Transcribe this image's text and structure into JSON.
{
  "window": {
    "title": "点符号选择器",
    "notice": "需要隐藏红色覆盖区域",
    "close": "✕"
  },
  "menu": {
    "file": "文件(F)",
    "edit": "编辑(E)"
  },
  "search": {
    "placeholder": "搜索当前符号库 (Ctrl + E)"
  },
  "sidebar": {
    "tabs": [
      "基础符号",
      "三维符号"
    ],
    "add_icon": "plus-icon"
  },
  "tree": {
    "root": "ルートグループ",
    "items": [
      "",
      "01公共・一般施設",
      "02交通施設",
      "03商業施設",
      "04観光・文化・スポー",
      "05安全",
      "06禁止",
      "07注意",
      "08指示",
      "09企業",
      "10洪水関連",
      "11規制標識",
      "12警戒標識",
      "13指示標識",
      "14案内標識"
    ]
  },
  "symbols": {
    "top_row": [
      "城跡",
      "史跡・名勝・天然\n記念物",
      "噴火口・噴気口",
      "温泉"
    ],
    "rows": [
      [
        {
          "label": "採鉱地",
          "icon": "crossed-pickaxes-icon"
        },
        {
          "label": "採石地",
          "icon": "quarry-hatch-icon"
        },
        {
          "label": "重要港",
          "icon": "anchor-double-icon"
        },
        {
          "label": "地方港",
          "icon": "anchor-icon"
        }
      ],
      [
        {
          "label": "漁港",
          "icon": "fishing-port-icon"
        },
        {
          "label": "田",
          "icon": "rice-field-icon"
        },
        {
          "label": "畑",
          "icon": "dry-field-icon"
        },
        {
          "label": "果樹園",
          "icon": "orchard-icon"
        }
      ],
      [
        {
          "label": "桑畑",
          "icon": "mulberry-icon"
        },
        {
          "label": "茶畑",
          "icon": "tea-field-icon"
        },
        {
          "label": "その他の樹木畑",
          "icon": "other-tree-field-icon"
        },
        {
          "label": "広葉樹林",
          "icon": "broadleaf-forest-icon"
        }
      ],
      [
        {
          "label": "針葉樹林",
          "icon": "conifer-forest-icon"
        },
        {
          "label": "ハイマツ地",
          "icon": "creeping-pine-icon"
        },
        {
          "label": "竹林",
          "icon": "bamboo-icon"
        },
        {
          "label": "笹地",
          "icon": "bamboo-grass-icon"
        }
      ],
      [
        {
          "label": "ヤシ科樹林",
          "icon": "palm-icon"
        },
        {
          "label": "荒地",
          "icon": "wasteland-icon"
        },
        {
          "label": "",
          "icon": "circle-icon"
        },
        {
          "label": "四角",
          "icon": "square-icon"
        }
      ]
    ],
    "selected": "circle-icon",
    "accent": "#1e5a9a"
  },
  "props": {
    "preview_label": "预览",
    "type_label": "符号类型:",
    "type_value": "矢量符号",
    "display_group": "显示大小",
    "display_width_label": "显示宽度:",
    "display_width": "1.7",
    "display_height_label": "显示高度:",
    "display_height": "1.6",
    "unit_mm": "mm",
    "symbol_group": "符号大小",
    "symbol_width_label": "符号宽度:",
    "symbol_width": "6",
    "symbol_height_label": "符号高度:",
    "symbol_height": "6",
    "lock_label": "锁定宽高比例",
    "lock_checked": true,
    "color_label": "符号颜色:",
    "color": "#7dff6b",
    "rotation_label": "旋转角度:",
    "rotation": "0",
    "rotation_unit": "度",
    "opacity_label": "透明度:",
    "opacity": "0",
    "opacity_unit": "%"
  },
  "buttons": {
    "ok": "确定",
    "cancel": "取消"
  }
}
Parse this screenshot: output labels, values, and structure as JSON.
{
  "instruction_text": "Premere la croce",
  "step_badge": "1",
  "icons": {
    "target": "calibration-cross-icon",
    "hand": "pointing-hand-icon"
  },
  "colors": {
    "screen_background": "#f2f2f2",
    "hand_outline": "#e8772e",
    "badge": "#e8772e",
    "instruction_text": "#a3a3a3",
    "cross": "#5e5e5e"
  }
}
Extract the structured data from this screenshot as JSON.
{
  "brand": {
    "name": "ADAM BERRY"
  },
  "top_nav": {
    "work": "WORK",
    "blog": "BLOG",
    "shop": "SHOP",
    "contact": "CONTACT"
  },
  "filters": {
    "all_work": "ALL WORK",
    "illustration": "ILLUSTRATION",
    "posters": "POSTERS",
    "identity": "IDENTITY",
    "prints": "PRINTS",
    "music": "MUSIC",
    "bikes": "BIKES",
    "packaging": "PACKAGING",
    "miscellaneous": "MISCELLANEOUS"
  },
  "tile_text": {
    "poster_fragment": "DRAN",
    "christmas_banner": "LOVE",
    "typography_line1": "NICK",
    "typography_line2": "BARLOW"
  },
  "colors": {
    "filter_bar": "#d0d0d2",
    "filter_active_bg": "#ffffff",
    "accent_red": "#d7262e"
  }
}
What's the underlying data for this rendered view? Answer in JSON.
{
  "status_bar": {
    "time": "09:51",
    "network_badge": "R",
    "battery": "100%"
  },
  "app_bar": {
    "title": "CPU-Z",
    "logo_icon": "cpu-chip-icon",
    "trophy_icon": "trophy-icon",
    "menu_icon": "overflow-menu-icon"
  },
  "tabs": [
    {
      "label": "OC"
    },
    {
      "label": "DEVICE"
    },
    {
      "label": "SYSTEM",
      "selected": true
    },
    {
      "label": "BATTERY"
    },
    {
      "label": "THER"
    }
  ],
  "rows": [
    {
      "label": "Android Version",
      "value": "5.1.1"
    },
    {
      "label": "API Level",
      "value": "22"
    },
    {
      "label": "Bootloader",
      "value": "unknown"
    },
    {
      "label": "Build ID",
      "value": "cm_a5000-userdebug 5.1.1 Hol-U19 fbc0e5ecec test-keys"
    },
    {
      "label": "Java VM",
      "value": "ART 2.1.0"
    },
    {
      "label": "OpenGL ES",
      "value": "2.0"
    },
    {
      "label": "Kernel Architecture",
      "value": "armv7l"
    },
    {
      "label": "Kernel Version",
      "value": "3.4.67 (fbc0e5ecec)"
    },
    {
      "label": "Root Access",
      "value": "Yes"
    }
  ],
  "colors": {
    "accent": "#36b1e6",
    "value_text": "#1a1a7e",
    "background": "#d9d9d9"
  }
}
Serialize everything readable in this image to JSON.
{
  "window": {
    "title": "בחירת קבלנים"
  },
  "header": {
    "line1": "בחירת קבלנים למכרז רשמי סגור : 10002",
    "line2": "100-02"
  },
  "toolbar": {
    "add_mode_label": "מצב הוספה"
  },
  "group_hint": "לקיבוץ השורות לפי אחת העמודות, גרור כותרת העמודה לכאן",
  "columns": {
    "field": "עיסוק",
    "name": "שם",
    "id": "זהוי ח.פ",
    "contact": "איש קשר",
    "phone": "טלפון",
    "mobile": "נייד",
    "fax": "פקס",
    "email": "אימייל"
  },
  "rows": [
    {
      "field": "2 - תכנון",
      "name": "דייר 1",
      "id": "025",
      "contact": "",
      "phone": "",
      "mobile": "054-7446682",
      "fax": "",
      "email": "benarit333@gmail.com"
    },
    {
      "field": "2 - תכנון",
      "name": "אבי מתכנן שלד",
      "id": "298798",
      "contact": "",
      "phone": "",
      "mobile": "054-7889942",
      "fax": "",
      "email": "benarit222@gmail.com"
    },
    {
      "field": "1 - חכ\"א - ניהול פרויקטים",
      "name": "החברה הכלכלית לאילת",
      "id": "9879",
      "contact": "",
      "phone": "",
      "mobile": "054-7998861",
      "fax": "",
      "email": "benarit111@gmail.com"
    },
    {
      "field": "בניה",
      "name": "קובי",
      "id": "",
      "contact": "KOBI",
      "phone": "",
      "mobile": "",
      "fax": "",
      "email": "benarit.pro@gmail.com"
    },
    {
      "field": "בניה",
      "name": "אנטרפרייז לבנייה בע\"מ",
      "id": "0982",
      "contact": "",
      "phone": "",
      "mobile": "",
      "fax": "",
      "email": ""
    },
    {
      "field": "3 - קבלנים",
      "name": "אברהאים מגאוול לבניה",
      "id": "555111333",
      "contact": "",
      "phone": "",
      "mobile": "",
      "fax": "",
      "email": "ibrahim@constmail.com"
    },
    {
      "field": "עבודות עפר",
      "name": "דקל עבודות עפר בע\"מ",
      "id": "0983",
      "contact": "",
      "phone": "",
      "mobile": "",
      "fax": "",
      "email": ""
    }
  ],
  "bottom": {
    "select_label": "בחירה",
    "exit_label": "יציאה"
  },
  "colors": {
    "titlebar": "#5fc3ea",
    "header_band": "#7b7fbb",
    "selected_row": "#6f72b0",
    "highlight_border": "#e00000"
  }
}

▶ **Job**:
Go through the records and copy each line with "Version" in it.

▶ **Full solution**:
      "label": "Android Version",
      "label": "Kernel Version",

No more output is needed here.